Figure contents as structured data:
-- BEGIN --

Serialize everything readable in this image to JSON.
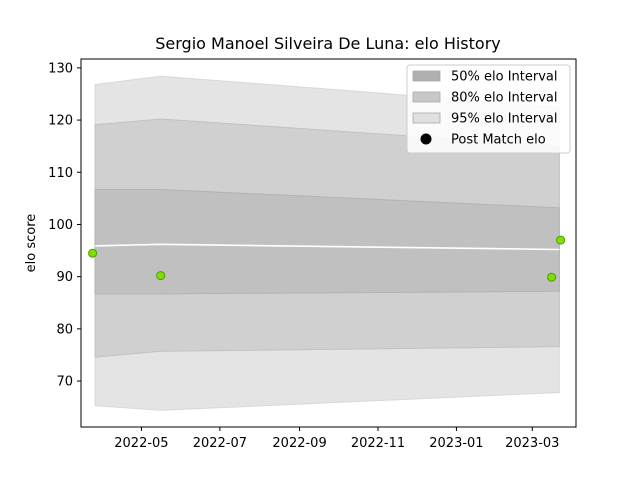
{
  "chart_data": {
    "type": "area",
    "title": "Sergio Manoel Silveira De Luna: elo History",
    "xlabel": "",
    "ylabel": "elo score",
    "x_ticks": [
      "2022-05",
      "2022-07",
      "2022-09",
      "2022-11",
      "2023-01",
      "2023-03"
    ],
    "y_ticks": [
      70,
      80,
      90,
      100,
      110,
      120,
      130
    ],
    "xlim": [
      "2022-03-15",
      "2023-04-04"
    ],
    "ylim": [
      61.2,
      131.7
    ],
    "grid": false,
    "legend_position": "top-right",
    "legend": [
      {
        "label": "50% elo Interval",
        "kind": "band",
        "color": "#b0b0b0"
      },
      {
        "label": "80% elo Interval",
        "kind": "band",
        "color": "#c8c8c8"
      },
      {
        "label": "95% elo Interval",
        "kind": "band",
        "color": "#e0e0e0"
      },
      {
        "label": "Post Match elo",
        "kind": "marker",
        "color": "#000000"
      }
    ],
    "dates": [
      "2022-03-26",
      "2022-05-16",
      "2023-03-22"
    ],
    "bands": [
      {
        "name": "95% elo Interval",
        "color": "#e4e4e4",
        "edge": "#d8d8d8",
        "lower": [
          65.3,
          64.4,
          67.8
        ],
        "upper": [
          126.8,
          128.4,
          122.5
        ]
      },
      {
        "name": "80% elo Interval",
        "color": "#d0d0d0",
        "edge": "#c2c2c2",
        "lower": [
          74.6,
          75.7,
          76.6
        ],
        "upper": [
          119.1,
          120.2,
          115.0
        ]
      },
      {
        "name": "50% elo Interval",
        "color": "#c0c0c0",
        "edge": "#b2b2b2",
        "lower": [
          86.7,
          86.7,
          87.2
        ],
        "upper": [
          106.7,
          106.7,
          103.2
        ]
      }
    ],
    "mean_line": {
      "values": [
        95.9,
        96.2,
        95.2
      ]
    },
    "series": [
      {
        "name": "Post Match elo",
        "points": [
          {
            "x": "2022-03-24",
            "y": 94.5
          },
          {
            "x": "2022-05-16",
            "y": 90.2
          },
          {
            "x": "2023-03-16",
            "y": 89.9
          },
          {
            "x": "2023-03-23",
            "y": 97.0
          }
        ],
        "fill": "#7fe000",
        "stroke": "#4c9a00"
      }
    ]
  }
}
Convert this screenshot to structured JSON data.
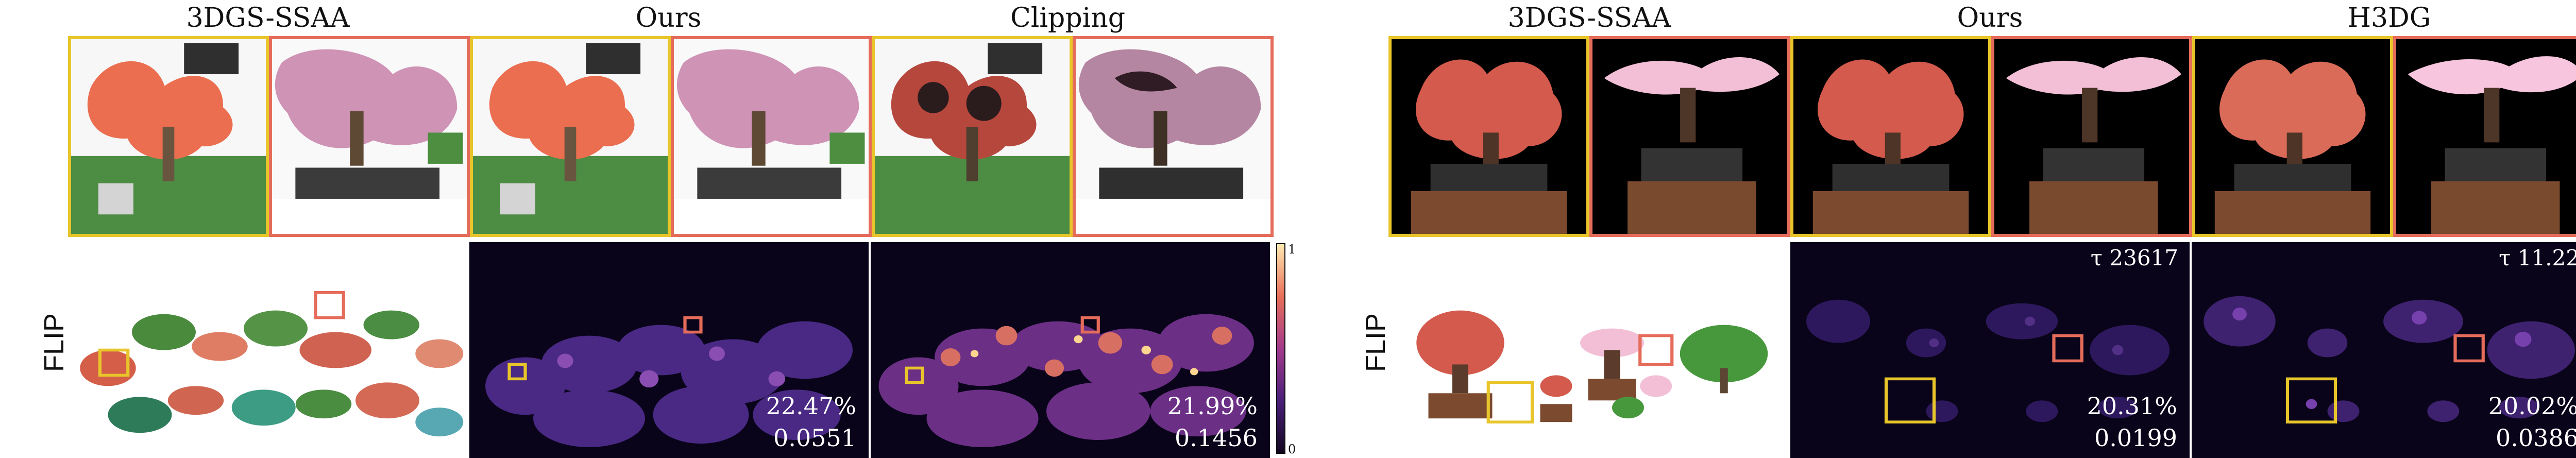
{
  "left_block": {
    "titles": [
      "3DGS-SSAA",
      "Ours",
      "Clipping"
    ],
    "row_label": "FLIP",
    "metrics": {
      "ours": [
        "22.47%",
        "0.0551"
      ],
      "clipping": [
        "21.99%",
        "0.1456"
      ]
    },
    "colorbar": {
      "max": "1",
      "min": "0"
    }
  },
  "right_block": {
    "titles": [
      "3DGS-SSAA",
      "Ours",
      "H3DG"
    ],
    "row_label": "FLIP",
    "tau": {
      "ours": "τ 23617",
      "h3dg": "τ 11.22"
    },
    "metrics": {
      "ours": [
        "20.31%",
        "0.0199"
      ],
      "h3dg": [
        "20.02%",
        "0.0386"
      ]
    },
    "colorbar": {
      "max": "1",
      "min": "0"
    }
  },
  "colors": {
    "yellow_box": "#e8c52a",
    "red_box": "#e56c5a",
    "flip_background": "#09041a"
  }
}
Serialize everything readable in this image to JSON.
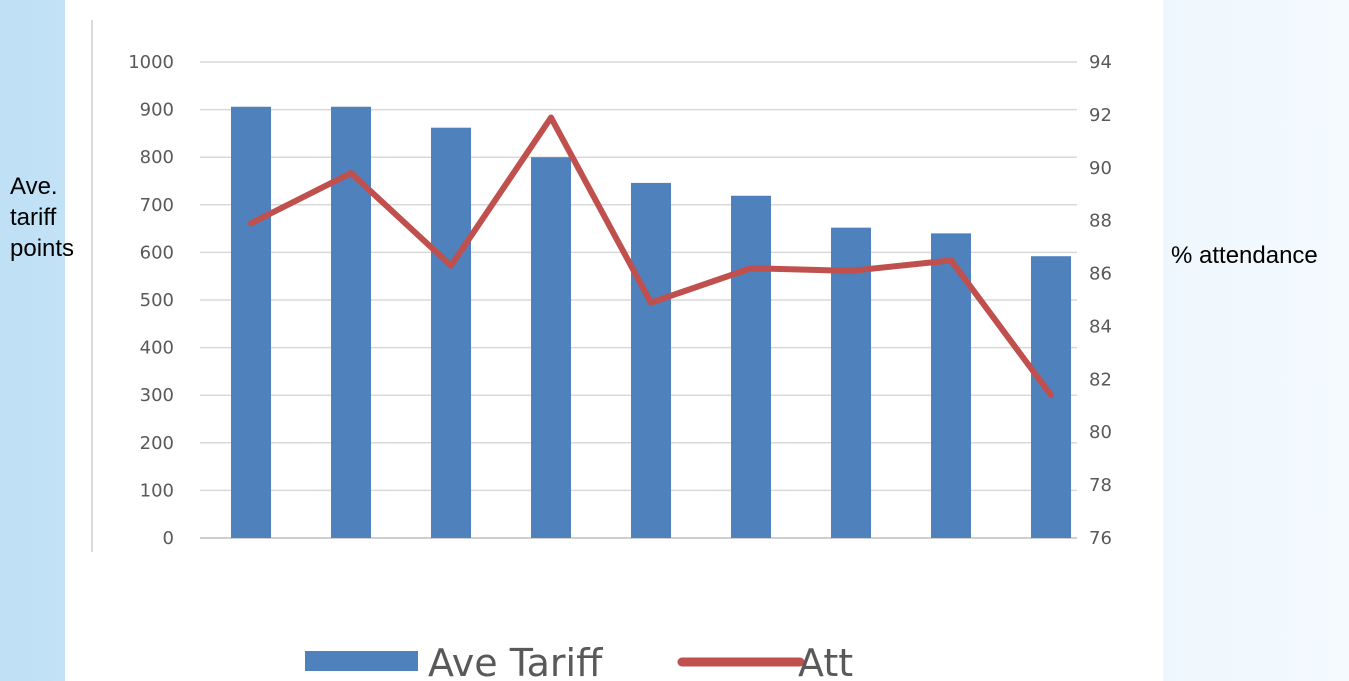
{
  "chart_data": {
    "type": "bar",
    "title": "",
    "categories": [
      "",
      "",
      "",
      "",
      "",
      "",
      "",
      "",
      ""
    ],
    "series": [
      {
        "name": "Ave Tariff",
        "type": "bar",
        "axis": "left",
        "color": "#4f81bd",
        "values": [
          906,
          906,
          862,
          800,
          746,
          719,
          652,
          640,
          592
        ]
      },
      {
        "name": "Att",
        "type": "line",
        "axis": "right",
        "color": "#c0504d",
        "values": [
          87.9,
          89.8,
          86.3,
          91.9,
          84.9,
          86.2,
          86.1,
          86.5,
          81.4
        ]
      }
    ],
    "ylabel": "Ave. tariff points",
    "ylabel_right": "% attendance",
    "ylim": [
      0,
      1000
    ],
    "ylim_right": [
      76,
      94
    ],
    "yticks": [
      "0",
      "100",
      "200",
      "300",
      "400",
      "500",
      "600",
      "700",
      "800",
      "900",
      "1000"
    ],
    "yticks_right": [
      "76",
      "78",
      "80",
      "82",
      "84",
      "86",
      "88",
      "90",
      "92",
      "94"
    ],
    "grid": true,
    "legend_position": "bottom"
  }
}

-- END --

What to work on>
What is the number of lines in the records above that include the word "Interval"? Reply with that number and nothing more.

Task response>
6